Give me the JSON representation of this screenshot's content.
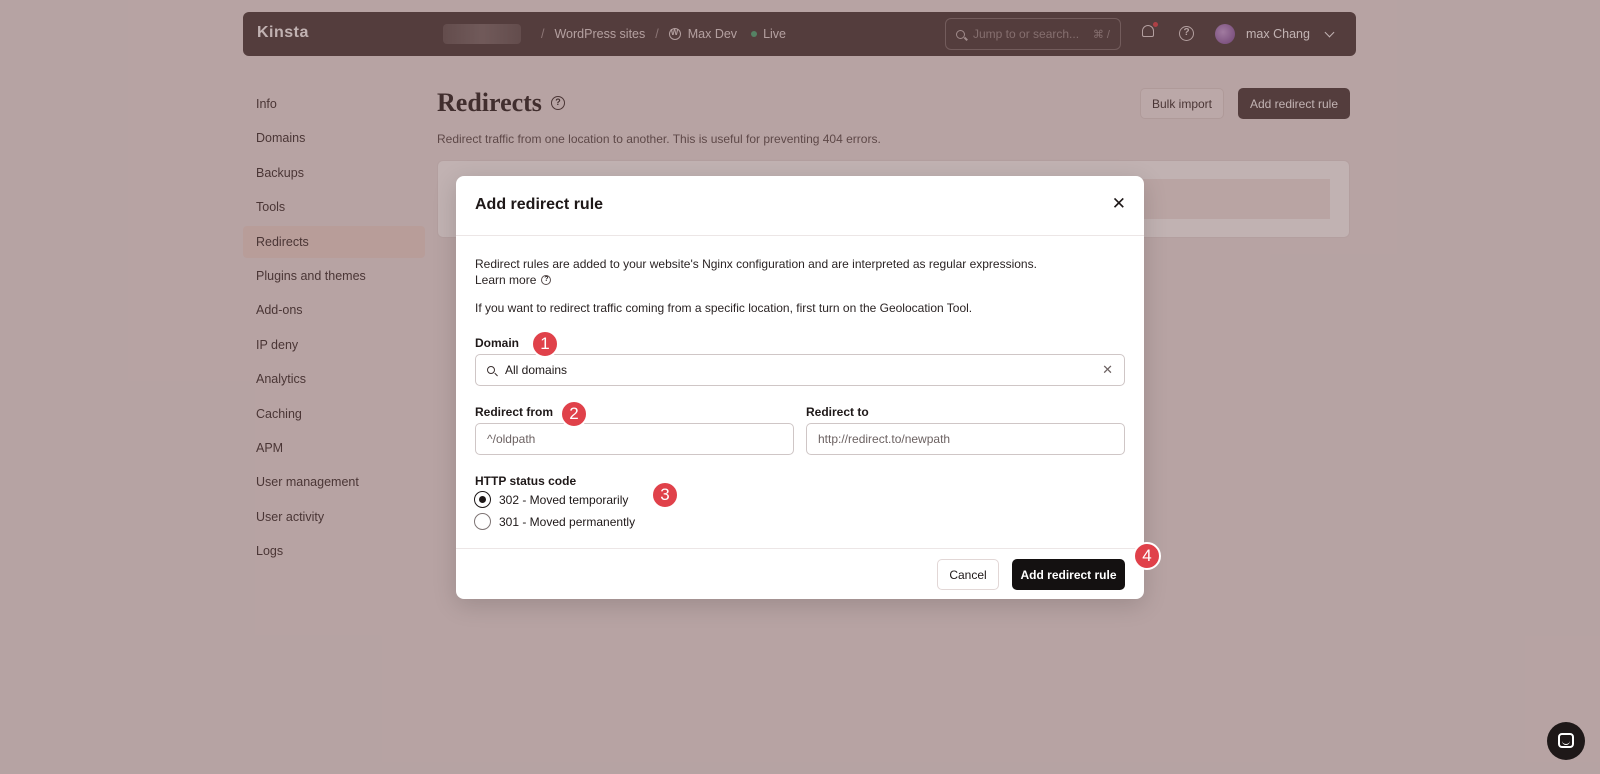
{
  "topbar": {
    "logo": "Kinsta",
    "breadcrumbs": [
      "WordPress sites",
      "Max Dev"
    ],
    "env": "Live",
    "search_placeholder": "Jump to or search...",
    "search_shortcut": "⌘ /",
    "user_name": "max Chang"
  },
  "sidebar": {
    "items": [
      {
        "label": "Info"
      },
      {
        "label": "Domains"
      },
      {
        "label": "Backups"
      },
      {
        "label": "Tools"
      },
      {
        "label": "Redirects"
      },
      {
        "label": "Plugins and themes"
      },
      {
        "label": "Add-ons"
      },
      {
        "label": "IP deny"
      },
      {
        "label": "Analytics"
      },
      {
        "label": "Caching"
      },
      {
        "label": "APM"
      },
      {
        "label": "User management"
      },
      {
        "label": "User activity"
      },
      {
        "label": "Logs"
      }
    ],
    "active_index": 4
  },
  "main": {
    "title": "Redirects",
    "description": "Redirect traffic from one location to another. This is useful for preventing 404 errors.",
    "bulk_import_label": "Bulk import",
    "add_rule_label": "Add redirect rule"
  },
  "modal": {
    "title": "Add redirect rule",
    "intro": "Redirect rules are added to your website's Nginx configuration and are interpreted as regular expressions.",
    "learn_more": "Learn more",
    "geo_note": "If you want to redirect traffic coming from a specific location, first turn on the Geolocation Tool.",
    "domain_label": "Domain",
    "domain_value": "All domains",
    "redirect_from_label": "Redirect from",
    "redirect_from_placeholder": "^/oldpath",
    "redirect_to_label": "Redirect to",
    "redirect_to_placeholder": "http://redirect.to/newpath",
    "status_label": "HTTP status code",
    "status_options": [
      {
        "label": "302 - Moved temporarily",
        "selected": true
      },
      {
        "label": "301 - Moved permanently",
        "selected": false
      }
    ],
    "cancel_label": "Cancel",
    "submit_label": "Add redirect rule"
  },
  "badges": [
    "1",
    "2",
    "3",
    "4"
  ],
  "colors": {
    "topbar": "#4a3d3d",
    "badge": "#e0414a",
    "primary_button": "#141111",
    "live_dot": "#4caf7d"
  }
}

CHALLENGE.
Give the data above again in full and unchanged, skipping the pictures.

CORRECT ANSWER.
Give me the JSON representation of this screenshot's content.
{
  "topbar": {
    "logo": "Kinsta",
    "breadcrumbs": [
      "WordPress sites",
      "Max Dev"
    ],
    "env": "Live",
    "search_placeholder": "Jump to or search...",
    "search_shortcut": "⌘ /",
    "user_name": "max Chang"
  },
  "sidebar": {
    "items": [
      {
        "label": "Info"
      },
      {
        "label": "Domains"
      },
      {
        "label": "Backups"
      },
      {
        "label": "Tools"
      },
      {
        "label": "Redirects"
      },
      {
        "label": "Plugins and themes"
      },
      {
        "label": "Add-ons"
      },
      {
        "label": "IP deny"
      },
      {
        "label": "Analytics"
      },
      {
        "label": "Caching"
      },
      {
        "label": "APM"
      },
      {
        "label": "User management"
      },
      {
        "label": "User activity"
      },
      {
        "label": "Logs"
      }
    ],
    "active_index": 4
  },
  "main": {
    "title": "Redirects",
    "description": "Redirect traffic from one location to another. This is useful for preventing 404 errors.",
    "bulk_import_label": "Bulk import",
    "add_rule_label": "Add redirect rule"
  },
  "modal": {
    "title": "Add redirect rule",
    "intro": "Redirect rules are added to your website's Nginx configuration and are interpreted as regular expressions.",
    "learn_more": "Learn more",
    "geo_note": "If you want to redirect traffic coming from a specific location, first turn on the Geolocation Tool.",
    "domain_label": "Domain",
    "domain_value": "All domains",
    "redirect_from_label": "Redirect from",
    "redirect_from_placeholder": "^/oldpath",
    "redirect_to_label": "Redirect to",
    "redirect_to_placeholder": "http://redirect.to/newpath",
    "status_label": "HTTP status code",
    "status_options": [
      {
        "label": "302 - Moved temporarily",
        "selected": true
      },
      {
        "label": "301 - Moved permanently",
        "selected": false
      }
    ],
    "cancel_label": "Cancel",
    "submit_label": "Add redirect rule"
  },
  "badges": [
    "1",
    "2",
    "3",
    "4"
  ],
  "colors": {
    "topbar": "#4a3d3d",
    "badge": "#e0414a",
    "primary_button": "#141111",
    "live_dot": "#4caf7d"
  }
}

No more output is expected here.